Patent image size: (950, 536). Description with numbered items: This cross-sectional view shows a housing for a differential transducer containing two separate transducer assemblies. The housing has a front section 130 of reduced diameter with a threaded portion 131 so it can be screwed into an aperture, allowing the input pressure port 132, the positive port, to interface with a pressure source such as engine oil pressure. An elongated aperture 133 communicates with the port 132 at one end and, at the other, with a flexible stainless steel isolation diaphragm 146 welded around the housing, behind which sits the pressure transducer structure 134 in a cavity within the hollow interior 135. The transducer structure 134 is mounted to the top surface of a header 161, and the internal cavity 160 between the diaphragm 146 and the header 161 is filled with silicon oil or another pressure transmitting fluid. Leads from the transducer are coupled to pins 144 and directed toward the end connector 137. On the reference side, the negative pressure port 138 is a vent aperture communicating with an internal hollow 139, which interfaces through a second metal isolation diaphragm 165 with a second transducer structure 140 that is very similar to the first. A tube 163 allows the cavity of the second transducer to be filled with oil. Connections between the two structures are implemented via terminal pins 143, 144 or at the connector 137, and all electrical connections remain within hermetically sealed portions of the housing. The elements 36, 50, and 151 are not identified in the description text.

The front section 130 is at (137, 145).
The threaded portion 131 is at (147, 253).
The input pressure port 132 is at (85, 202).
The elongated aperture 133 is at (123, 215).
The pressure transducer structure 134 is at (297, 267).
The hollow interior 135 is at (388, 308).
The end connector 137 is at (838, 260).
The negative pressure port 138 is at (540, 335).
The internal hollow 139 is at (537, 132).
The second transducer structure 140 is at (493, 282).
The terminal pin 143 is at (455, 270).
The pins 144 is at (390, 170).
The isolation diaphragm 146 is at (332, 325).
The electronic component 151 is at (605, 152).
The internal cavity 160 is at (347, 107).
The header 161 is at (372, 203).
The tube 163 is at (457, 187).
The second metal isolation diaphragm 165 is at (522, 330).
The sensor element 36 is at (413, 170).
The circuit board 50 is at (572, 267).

▶ [TO DO]
Copy the listing starting at its first line and ending at the line that contains "The pressure transducer structure 134 is", renaming "cross-sectional view" to "section view" and leaving everything else unchanged.

▶ [TASK ANSWER]
Patent image size: (950, 536). Description with numbered items: This section view shows a housing for a differential transducer containing two separate transducer assemblies. The housing has a front section 130 of reduced diameter with a threaded portion 131 so it can be screwed into an aperture, allowing the input pressure port 132, the positive port, to interface with a pressure source such as engine oil pressure. An elongated aperture 133 communicates with the port 132 at one end and, at the other, with a flexible stainless steel isolation diaphragm 146 welded around the housing, behind which sits the pressure transducer structure 134 in a cavity within the hollow interior 135. The transducer structure 134 is mounted to the top surface of a header 161, and the internal cavity 160 between the diaphragm 146 and the header 161 is filled with silicon oil or another pressure transmitting fluid. Leads from the transducer are coupled to pins 144 and directed toward the end connector 137. On the reference side, the negative pressure port 138 is a vent aperture communicating with an internal hollow 139, which interfaces through a second metal isolation diaphragm 165 with a second transducer structure 140 that is very similar to the first. A tube 163 allows the cavity of the second transducer to be filled with oil. Connections between the two structures are implemented via terminal pins 143, 144 or at the connector 137, and all electrical connections remain within hermetically sealed portions of the housing. The elements 36, 50, and 151 are not identified in the description text.

The front section 130 is at (137, 145).
The threaded portion 131 is at (147, 253).
The input pressure port 132 is at (85, 202).
The elongated aperture 133 is at (123, 215).
The pressure transducer structure 134 is at (297, 267).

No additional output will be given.